Requirements: Work out how many lines of the material below mention the word "email"; reply with the number only.

Data excerpts
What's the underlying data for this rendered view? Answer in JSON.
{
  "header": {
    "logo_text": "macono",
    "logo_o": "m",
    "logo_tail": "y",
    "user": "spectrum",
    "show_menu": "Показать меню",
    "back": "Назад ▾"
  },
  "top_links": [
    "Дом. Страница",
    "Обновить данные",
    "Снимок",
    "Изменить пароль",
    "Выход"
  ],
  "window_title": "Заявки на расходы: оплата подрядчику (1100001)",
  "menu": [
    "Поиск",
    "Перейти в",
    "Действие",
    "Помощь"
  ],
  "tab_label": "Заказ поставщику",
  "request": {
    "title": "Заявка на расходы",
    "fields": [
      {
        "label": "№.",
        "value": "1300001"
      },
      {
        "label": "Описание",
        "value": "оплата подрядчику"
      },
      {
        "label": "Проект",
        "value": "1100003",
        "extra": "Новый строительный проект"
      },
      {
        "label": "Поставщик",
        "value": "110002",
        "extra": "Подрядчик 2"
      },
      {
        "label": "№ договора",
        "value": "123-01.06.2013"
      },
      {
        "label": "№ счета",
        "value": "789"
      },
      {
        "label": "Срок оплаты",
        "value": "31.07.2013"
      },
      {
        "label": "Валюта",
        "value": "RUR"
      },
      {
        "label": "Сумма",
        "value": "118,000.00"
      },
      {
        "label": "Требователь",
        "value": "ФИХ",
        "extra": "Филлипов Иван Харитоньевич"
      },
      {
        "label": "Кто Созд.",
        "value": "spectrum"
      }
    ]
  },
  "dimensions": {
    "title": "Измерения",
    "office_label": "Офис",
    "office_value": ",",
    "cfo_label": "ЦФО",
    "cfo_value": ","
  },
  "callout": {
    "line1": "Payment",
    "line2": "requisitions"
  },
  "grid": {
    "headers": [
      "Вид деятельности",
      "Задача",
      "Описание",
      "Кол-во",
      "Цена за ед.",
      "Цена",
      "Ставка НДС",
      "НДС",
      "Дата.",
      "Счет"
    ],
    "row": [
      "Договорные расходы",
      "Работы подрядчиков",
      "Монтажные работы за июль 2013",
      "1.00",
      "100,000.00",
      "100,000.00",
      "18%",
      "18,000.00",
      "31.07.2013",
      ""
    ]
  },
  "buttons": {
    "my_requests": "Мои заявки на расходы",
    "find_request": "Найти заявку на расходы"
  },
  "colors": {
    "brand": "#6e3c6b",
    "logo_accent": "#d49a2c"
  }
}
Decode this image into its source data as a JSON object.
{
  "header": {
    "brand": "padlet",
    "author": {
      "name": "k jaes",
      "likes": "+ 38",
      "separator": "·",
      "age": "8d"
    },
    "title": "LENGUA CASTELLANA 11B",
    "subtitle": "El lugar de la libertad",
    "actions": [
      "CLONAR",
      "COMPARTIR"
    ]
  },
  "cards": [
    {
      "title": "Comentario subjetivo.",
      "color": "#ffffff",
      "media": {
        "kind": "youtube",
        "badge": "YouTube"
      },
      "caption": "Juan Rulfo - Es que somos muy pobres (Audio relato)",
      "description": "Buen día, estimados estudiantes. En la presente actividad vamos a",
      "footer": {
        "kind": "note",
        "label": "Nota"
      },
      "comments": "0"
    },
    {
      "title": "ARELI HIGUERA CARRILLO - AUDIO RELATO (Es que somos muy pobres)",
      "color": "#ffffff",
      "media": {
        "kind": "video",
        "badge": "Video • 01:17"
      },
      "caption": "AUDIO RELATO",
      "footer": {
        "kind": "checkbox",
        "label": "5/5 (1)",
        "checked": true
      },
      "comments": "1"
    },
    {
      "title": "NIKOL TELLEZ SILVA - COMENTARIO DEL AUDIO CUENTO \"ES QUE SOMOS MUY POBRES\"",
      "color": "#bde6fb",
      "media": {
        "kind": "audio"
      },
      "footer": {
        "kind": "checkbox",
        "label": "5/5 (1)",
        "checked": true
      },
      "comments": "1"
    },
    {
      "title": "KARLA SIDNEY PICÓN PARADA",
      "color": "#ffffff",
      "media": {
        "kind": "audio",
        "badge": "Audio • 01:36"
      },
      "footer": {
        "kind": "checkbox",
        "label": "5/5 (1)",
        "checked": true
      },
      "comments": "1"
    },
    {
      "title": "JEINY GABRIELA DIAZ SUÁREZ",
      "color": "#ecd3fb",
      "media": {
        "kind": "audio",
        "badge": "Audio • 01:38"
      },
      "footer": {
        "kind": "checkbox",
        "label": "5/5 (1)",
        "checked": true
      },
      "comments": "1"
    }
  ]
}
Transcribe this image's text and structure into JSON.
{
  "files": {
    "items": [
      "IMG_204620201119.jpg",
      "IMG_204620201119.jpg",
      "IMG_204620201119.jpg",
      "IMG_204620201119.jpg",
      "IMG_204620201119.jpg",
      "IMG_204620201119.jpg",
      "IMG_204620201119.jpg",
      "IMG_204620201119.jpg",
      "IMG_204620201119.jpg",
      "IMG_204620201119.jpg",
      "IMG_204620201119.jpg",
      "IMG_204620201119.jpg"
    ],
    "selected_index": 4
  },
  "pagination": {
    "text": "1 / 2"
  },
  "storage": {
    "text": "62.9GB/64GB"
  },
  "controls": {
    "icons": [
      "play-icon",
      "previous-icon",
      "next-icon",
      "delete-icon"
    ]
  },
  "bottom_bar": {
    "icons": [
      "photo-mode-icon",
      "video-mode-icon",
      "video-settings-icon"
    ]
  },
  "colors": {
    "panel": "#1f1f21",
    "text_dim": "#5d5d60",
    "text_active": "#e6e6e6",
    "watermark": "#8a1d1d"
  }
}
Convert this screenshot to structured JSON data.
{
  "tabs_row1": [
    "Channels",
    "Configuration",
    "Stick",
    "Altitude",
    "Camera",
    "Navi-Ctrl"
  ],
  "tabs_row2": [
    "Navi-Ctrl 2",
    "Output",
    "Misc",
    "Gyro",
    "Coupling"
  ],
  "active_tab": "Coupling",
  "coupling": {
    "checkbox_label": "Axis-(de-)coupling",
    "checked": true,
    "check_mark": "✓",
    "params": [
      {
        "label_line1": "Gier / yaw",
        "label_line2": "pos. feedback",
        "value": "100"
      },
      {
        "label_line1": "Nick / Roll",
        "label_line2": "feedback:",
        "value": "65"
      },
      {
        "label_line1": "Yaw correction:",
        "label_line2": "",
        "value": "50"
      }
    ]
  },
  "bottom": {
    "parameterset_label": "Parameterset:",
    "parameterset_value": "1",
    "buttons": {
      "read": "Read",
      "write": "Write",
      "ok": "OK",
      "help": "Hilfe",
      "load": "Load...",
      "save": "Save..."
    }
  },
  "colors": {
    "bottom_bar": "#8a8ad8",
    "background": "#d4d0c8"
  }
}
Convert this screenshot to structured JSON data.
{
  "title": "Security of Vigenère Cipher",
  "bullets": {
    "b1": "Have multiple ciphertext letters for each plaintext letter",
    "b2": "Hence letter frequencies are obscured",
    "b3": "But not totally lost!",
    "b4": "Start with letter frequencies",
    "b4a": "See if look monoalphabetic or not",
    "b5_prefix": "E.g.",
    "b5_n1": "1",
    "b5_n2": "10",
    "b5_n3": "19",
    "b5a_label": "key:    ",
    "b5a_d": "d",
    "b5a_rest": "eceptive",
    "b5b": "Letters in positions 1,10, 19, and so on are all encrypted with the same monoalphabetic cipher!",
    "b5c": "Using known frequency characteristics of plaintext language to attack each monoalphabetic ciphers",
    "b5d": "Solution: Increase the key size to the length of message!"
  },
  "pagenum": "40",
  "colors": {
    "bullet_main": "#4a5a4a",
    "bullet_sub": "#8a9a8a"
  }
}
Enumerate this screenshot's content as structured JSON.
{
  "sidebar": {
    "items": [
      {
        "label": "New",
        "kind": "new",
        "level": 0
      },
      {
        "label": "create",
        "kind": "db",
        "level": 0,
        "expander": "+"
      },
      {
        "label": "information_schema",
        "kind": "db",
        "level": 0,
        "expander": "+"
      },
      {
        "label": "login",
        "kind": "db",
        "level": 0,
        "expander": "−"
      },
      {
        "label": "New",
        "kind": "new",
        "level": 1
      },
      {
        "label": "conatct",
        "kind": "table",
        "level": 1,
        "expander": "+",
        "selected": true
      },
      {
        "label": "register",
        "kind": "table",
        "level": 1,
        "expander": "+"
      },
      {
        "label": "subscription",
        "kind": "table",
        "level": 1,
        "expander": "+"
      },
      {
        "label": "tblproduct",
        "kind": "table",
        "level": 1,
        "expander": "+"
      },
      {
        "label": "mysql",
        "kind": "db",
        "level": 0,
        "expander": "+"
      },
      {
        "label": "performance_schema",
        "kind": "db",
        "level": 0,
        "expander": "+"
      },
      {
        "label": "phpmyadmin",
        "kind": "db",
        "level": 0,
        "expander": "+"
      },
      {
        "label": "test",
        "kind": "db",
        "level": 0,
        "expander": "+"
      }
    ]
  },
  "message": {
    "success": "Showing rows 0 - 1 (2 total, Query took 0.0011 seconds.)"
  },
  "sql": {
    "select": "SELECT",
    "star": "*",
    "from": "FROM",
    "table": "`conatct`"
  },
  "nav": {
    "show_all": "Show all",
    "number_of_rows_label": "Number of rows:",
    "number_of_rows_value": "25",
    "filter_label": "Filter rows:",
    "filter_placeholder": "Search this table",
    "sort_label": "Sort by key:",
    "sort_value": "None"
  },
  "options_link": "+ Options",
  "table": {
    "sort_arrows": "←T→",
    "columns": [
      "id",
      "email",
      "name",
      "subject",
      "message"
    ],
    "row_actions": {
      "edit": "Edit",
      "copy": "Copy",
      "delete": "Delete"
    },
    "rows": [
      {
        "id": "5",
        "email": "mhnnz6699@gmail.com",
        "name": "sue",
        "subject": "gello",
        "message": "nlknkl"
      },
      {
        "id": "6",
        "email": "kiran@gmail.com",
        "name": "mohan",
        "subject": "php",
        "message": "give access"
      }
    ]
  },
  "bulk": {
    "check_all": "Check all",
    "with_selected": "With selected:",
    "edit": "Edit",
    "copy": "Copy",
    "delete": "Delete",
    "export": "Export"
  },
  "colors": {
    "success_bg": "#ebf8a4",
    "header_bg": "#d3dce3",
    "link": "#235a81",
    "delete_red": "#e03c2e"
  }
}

Exercise result: 3